- Written instruction: Pull out every line containing the string "this".

- Given entries:

——

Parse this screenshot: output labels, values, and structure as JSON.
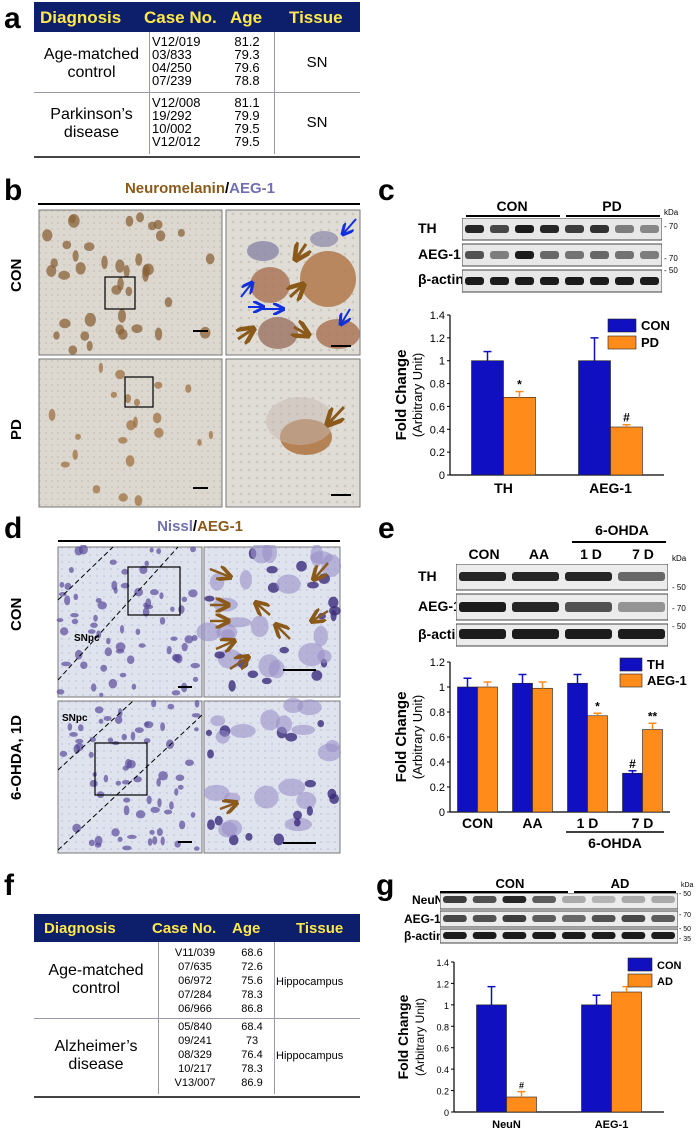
{
  "panels": {
    "a": {
      "label": "a"
    },
    "b": {
      "label": "b",
      "title_part1": "Neuromelanin",
      "title_sep": "/",
      "title_part2": "AEG-1",
      "row_con": "CON",
      "row_pd": "PD"
    },
    "c": {
      "label": "c",
      "group_con": "CON",
      "group_pd": "PD",
      "kda": "kDa",
      "rows": [
        "TH",
        "AEG-1",
        "β-actin"
      ],
      "markers": [
        "70",
        "70",
        "50"
      ]
    },
    "d": {
      "label": "d",
      "title_part1": "Nissl",
      "title_sep": "/",
      "title_part2": "AEG-1",
      "row_con": "CON",
      "row_ohda": "6-OHDA, 1D",
      "snpc": "SNpc"
    },
    "e": {
      "label": "e",
      "lanes": [
        "CON",
        "AA",
        "1 D",
        "7 D"
      ],
      "group_label": "6-OHDA",
      "kda": "kDa",
      "rows": [
        "TH",
        "AEG-1",
        "β-actin"
      ],
      "markers": [
        "50",
        "70",
        "50"
      ]
    },
    "f": {
      "label": "f"
    },
    "g": {
      "label": "g",
      "group_con": "CON",
      "group_ad": "AD",
      "kda": "kDa",
      "rows": [
        "NeuN",
        "AEG-1",
        "β-actin"
      ],
      "markers": [
        "50",
        "70",
        "50",
        "35"
      ]
    }
  },
  "table_a": {
    "headers": [
      "Diagnosis",
      "Case No.",
      "Age",
      "Tissue"
    ],
    "rows": [
      {
        "diagnosis": "Age-matched control",
        "cases": [
          "V12/019",
          "03/833",
          "04/250",
          "07/239"
        ],
        "ages": [
          "81.2",
          "79.3",
          "79.6",
          "78.8"
        ],
        "tissue": "SN"
      },
      {
        "diagnosis": "Parkinson’s disease",
        "cases": [
          "V12/008",
          "19/292",
          "10/002",
          "V12/012"
        ],
        "ages": [
          "81.1",
          "79.9",
          "79.5",
          "79.5"
        ],
        "tissue": "SN"
      }
    ]
  },
  "table_f": {
    "headers": [
      "Diagnosis",
      "Case No.",
      "Age",
      "Tissue"
    ],
    "rows": [
      {
        "diagnosis": "Age-matched control",
        "cases": [
          "V11/039",
          "07/635",
          "06/972",
          "07/284",
          "06/966"
        ],
        "ages": [
          "68.6",
          "72.6",
          "75.6",
          "78.3",
          "86.8"
        ],
        "tissue": "Hippocampus"
      },
      {
        "diagnosis": "Alzheimer’s disease",
        "cases": [
          "05/840",
          "09/241",
          "08/329",
          "10/217",
          "V13/007"
        ],
        "ages": [
          "68.4",
          "73",
          "76.4",
          "78.3",
          "86.9"
        ],
        "tissue": "Hippocampus"
      }
    ]
  },
  "chart_data": [
    {
      "panel": "c",
      "type": "bar",
      "categories": [
        "TH",
        "AEG-1"
      ],
      "series": [
        {
          "name": "CON",
          "values": [
            1.0,
            1.0
          ],
          "errors": [
            0.08,
            0.2
          ],
          "color": "#1010c0"
        },
        {
          "name": "PD",
          "values": [
            0.68,
            0.42
          ],
          "errors": [
            0.05,
            0.02
          ],
          "color": "#ff8c1a"
        }
      ],
      "significance": [
        [
          "",
          "*"
        ],
        [
          "",
          "#"
        ]
      ],
      "ylabel": "Fold Change",
      "ylabel2": "(Arbitrary Unit)",
      "ylim": [
        0,
        1.4
      ],
      "yticks": [
        "0",
        "0.2",
        "0.4",
        "0.6",
        "0.8",
        "1",
        "1.2",
        "1.4"
      ],
      "legend": "top-right"
    },
    {
      "panel": "e",
      "type": "bar",
      "categories": [
        "CON",
        "AA",
        "1 D",
        "7 D"
      ],
      "group_label": "6-OHDA",
      "series": [
        {
          "name": "TH",
          "values": [
            1.0,
            1.03,
            1.03,
            0.31
          ],
          "errors": [
            0.07,
            0.07,
            0.07,
            0.02
          ],
          "color": "#1010c0"
        },
        {
          "name": "AEG-1",
          "values": [
            1.0,
            0.99,
            0.77,
            0.66
          ],
          "errors": [
            0.04,
            0.05,
            0.02,
            0.05
          ],
          "color": "#ff8c1a"
        }
      ],
      "significance": [
        [
          "",
          ""
        ],
        [
          "",
          ""
        ],
        [
          "",
          "*"
        ],
        [
          "#",
          "**"
        ]
      ],
      "ylabel": "Fold Change",
      "ylabel2": "(Arbitrary Unit)",
      "ylim": [
        0,
        1.2
      ],
      "yticks": [
        "0",
        "0.2",
        "0.4",
        "0.6",
        "0.8",
        "1",
        "1.2"
      ],
      "legend": "top-right"
    },
    {
      "panel": "g",
      "type": "bar",
      "categories": [
        "NeuN",
        "AEG-1"
      ],
      "series": [
        {
          "name": "CON",
          "values": [
            1.0,
            1.0
          ],
          "errors": [
            0.17,
            0.09
          ],
          "color": "#1010c0"
        },
        {
          "name": "AD",
          "values": [
            0.14,
            1.12
          ],
          "errors": [
            0.05,
            0.05
          ],
          "color": "#ff8c1a"
        }
      ],
      "significance": [
        [
          "",
          "#"
        ],
        [
          "",
          ""
        ]
      ],
      "ylabel": "Fold Change",
      "ylabel2": "(Arbitrary Unit)",
      "ylim": [
        0,
        1.4
      ],
      "yticks": [
        "0",
        "0.2",
        "0.4",
        "0.6",
        "0.8",
        "1",
        "1.2",
        "1.4"
      ],
      "legend": "top-right"
    }
  ],
  "colors": {
    "header_bg": "#0d1f6a",
    "header_text": "#ffe94a",
    "brown": "#8b5a1a",
    "purple": "#7070b0",
    "blue_arrow": "#1030e0"
  }
}
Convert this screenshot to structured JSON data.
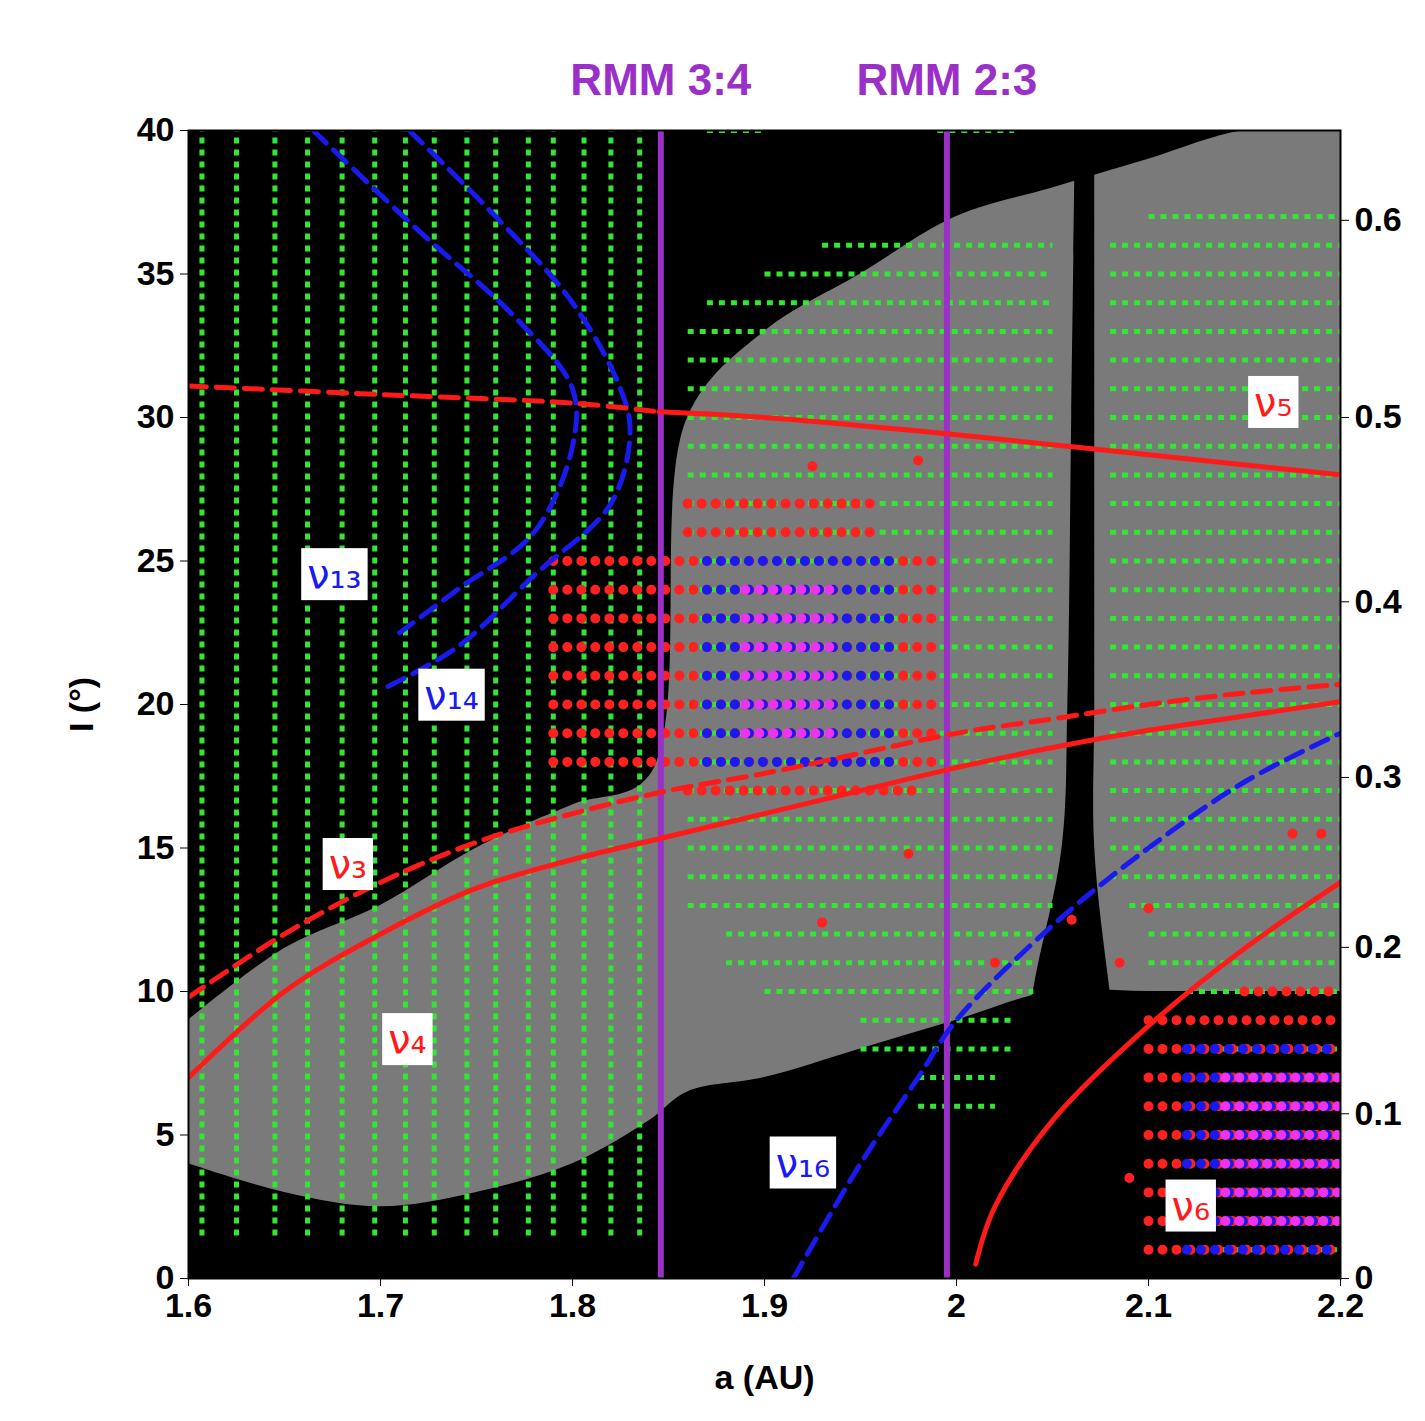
{
  "chart_data": {
    "type": "scatter",
    "x_label": "a (AU)",
    "y_label": "I (°)",
    "xlim": [
      1.6,
      2.2
    ],
    "xticks": [
      1.6,
      1.7,
      1.8,
      1.9,
      2,
      2.1,
      2.2
    ],
    "ylim": [
      0,
      40
    ],
    "yticks": [
      0,
      5,
      10,
      15,
      20,
      25,
      30,
      35,
      40
    ],
    "y2lim": [
      0,
      0.643
    ],
    "y2ticks": [
      0,
      0.1,
      0.2,
      0.3,
      0.4,
      0.5,
      0.6
    ],
    "resonance_lines": [
      {
        "name": "RMM 3:4",
        "a": 1.846,
        "color": "#9b30c8"
      },
      {
        "name": "RMM 2:3",
        "a": 1.995,
        "color": "#9b30c8"
      }
    ],
    "series": [
      {
        "name": "ν₁₃",
        "color": "#1a1aee",
        "parts": [
          {
            "line_style": "dashed",
            "x": [
              1.665,
              1.72,
              1.77,
              1.8,
              1.8,
              1.78,
              1.74,
              1.71
            ],
            "y": [
              40,
              36.5,
              33.5,
              31,
              29,
              26,
              24,
              22.5
            ]
          }
        ]
      },
      {
        "name": "ν₁₄",
        "color": "#1a1aee",
        "parts": [
          {
            "line_style": "dashed",
            "x": [
              1.715,
              1.76,
              1.8,
              1.825,
              1.83,
              1.82,
              1.78,
              1.74,
              1.7
            ],
            "y": [
              40,
              37,
              34,
              31,
              29.5,
              27,
              24.5,
              22,
              20.5
            ]
          }
        ]
      },
      {
        "name": "ν₃",
        "color": "#ff1a1a",
        "parts": [
          {
            "line_style": "dashed",
            "x": [
              1.6,
              1.65,
              1.7,
              1.75,
              1.8,
              1.85,
              1.9,
              1.95,
              2,
              2.05,
              2.1,
              2.15,
              2.2
            ],
            "y": [
              9.8,
              12,
              13.8,
              15.2,
              16.2,
              17,
              17.6,
              18.3,
              19,
              19.5,
              20,
              20.4,
              20.7
            ]
          }
        ]
      },
      {
        "name": "ν₄",
        "color": "#ff1a1a",
        "parts": [
          {
            "line_style": "solid",
            "x": [
              1.6,
              1.65,
              1.7,
              1.75,
              1.8,
              1.85,
              1.9,
              1.95,
              2,
              2.05,
              2.1,
              2.15,
              2.2
            ],
            "y": [
              7,
              10,
              12,
              13.6,
              14.6,
              15.4,
              16.2,
              17,
              17.8,
              18.5,
              19.1,
              19.6,
              20.1
            ]
          }
        ]
      },
      {
        "name": "ν₅",
        "color": "#ff1a1a",
        "parts": [
          {
            "line_style": "dashed",
            "x": [
              1.6,
              1.7,
              1.8,
              1.845
            ],
            "y": [
              31.1,
              30.8,
              30.5,
              30.2
            ]
          },
          {
            "line_style": "solid",
            "x": [
              1.845,
              1.9,
              2,
              2.1,
              2.2
            ],
            "y": [
              30.2,
              30,
              29.4,
              28.7,
              28
            ]
          }
        ]
      },
      {
        "name": "ν₆",
        "color": "#ff1a1a",
        "parts": [
          {
            "line_style": "solid",
            "x": [
              2.01,
              2.02,
              2.05,
              2.1,
              2.15,
              2.2
            ],
            "y": [
              0.5,
              2.5,
              5.5,
              8.8,
              11.5,
              13.8
            ]
          }
        ]
      },
      {
        "name": "ν₁₆",
        "color": "#1a1aee",
        "parts": [
          {
            "line_style": "dashed",
            "x": [
              1.915,
              1.95,
              1.98,
              2,
              2.05,
              2.1,
              2.15,
              2.2
            ],
            "y": [
              0,
              4,
              7,
              9,
              12.3,
              15,
              17.3,
              19
            ]
          }
        ]
      }
    ],
    "background": {
      "color": "#7a7a7a",
      "a": [
        1.6,
        1.65,
        1.7,
        1.75,
        1.8,
        1.84,
        1.86,
        1.9,
        1.95,
        2.0,
        2.05,
        2.1,
        2.15,
        2.2
      ],
      "I_low": [
        4,
        3,
        2.5,
        3,
        4,
        5.5,
        6.5,
        7,
        8,
        9,
        10,
        10,
        10,
        10
      ],
      "I_high": [
        9,
        11.5,
        13,
        15,
        16.5,
        17.5,
        30,
        33,
        35,
        37,
        38,
        39,
        40,
        40
      ]
    },
    "gap": {
      "color": "#000000",
      "I": [
        0,
        5,
        10,
        15,
        20,
        30,
        40
      ],
      "a_low": [
        2.02,
        2.03,
        2.04,
        2.055,
        2.058,
        2.06,
        2.062
      ],
      "a_high": [
        2.1,
        2.09,
        2.08,
        2.072,
        2.072,
        2.072,
        2.072
      ]
    },
    "grid_points": [
      {
        "color": "#33e633",
        "marker": "square",
        "columns": [
          {
            "a": [
              1.607,
              1.625,
              1.645,
              1.662,
              1.68,
              1.697,
              1.713,
              1.728,
              1.745,
              1.76,
              1.777,
              1.79,
              1.806,
              1.82,
              1.835
            ],
            "I": [
              [
                1.5,
                40
              ]
            ]
          }
        ],
        "rows": [
          {
            "I": [
              40
            ],
            "a": [
              [
                1.87,
                1.9
              ],
              [
                1.99,
                2.03
              ]
            ]
          },
          {
            "I": [
              37
            ],
            "a": [
              [
                2.1,
                2.2
              ]
            ]
          },
          {
            "I": [
              36
            ],
            "a": [
              [
                1.93,
                2.05
              ],
              [
                2.08,
                2.2
              ]
            ]
          },
          {
            "I": [
              35
            ],
            "a": [
              [
                1.9,
                2.05
              ],
              [
                2.08,
                2.2
              ]
            ]
          },
          {
            "I": [
              34
            ],
            "a": [
              [
                1.87,
                2.05
              ],
              [
                2.08,
                2.2
              ]
            ]
          },
          {
            "I": [
              14,
              15,
              16,
              17,
              18,
              19,
              20,
              21,
              22,
              23,
              24,
              25,
              26,
              27,
              28,
              29,
              30,
              31,
              32,
              33
            ],
            "a": [
              [
                1.86,
                2.05
              ],
              [
                2.08,
                2.2
              ]
            ]
          },
          {
            "I": [
              13
            ],
            "a": [
              [
                1.86,
                2.05
              ],
              [
                2.09,
                2.2
              ]
            ]
          },
          {
            "I": [
              11,
              12
            ],
            "a": [
              [
                1.88,
                2.04
              ],
              [
                2.1,
                2.2
              ]
            ]
          },
          {
            "I": [
              10
            ],
            "a": [
              [
                1.9,
                2.04
              ],
              [
                2.12,
                2.2
              ]
            ]
          },
          {
            "I": [
              8,
              9
            ],
            "a": [
              [
                1.95,
                2.03
              ]
            ]
          },
          {
            "I": [
              6,
              7
            ],
            "a": [
              [
                1.98,
                2.02
              ]
            ]
          },
          {
            "I": [
              1,
              2,
              3,
              4,
              5,
              6,
              7,
              8
            ],
            "a": [
              [
                2.12,
                2.2
              ]
            ]
          }
        ]
      },
      {
        "color": "#ff2020",
        "marker": "circle",
        "columns": [],
        "rows": [
          {
            "I": [
              17
            ],
            "a": [
              [
                1.86,
                1.98
              ]
            ]
          },
          {
            "I": [
              18,
              19,
              20,
              21,
              22,
              23,
              24,
              25
            ],
            "a": [
              [
                1.79,
                1.99
              ]
            ]
          },
          {
            "I": [
              26,
              27
            ],
            "a": [
              [
                1.86,
                1.96
              ]
            ]
          },
          {
            "I": [
              1,
              2,
              3,
              4,
              5,
              6,
              7,
              8,
              9
            ],
            "a": [
              [
                2.1,
                2.2
              ]
            ]
          },
          {
            "I": [
              10
            ],
            "a": [
              [
                2.15,
                2.2
              ]
            ]
          }
        ]
      },
      {
        "color": "#1a1aee",
        "marker": "circle",
        "columns": [],
        "rows": [
          {
            "I": [
              18,
              19,
              20,
              21,
              22,
              23,
              24,
              25
            ],
            "a": [
              [
                1.87,
                1.97
              ]
            ]
          },
          {
            "I": [
              1,
              2,
              3,
              4,
              5,
              6,
              7,
              8
            ],
            "a": [
              [
                2.12,
                2.2
              ]
            ]
          }
        ]
      },
      {
        "color": "#ee33ee",
        "marker": "circle",
        "columns": [],
        "rows": [
          {
            "I": [
              19,
              20,
              21,
              22,
              23,
              24
            ],
            "a": [
              [
                1.89,
                1.94
              ]
            ]
          },
          {
            "I": [
              2,
              3,
              4,
              5,
              6,
              7
            ],
            "a": [
              [
                2.14,
                2.2
              ]
            ]
          }
        ]
      }
    ],
    "points": {
      "color": "#ff2020",
      "a": [
        1.98,
        1.925,
        1.93,
        1.975,
        2.02,
        2.1,
        2.085,
        2.175,
        2.19,
        2.06,
        2.09
      ],
      "I": [
        28.5,
        28.3,
        12.4,
        14.8,
        11,
        12.9,
        11,
        15.5,
        15.5,
        12.5,
        3.5
      ]
    }
  }
}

——

- Written reply:
Parse this screenshot: output labels, values, and structure as JSON.
Convert this screenshot to structured JSON data.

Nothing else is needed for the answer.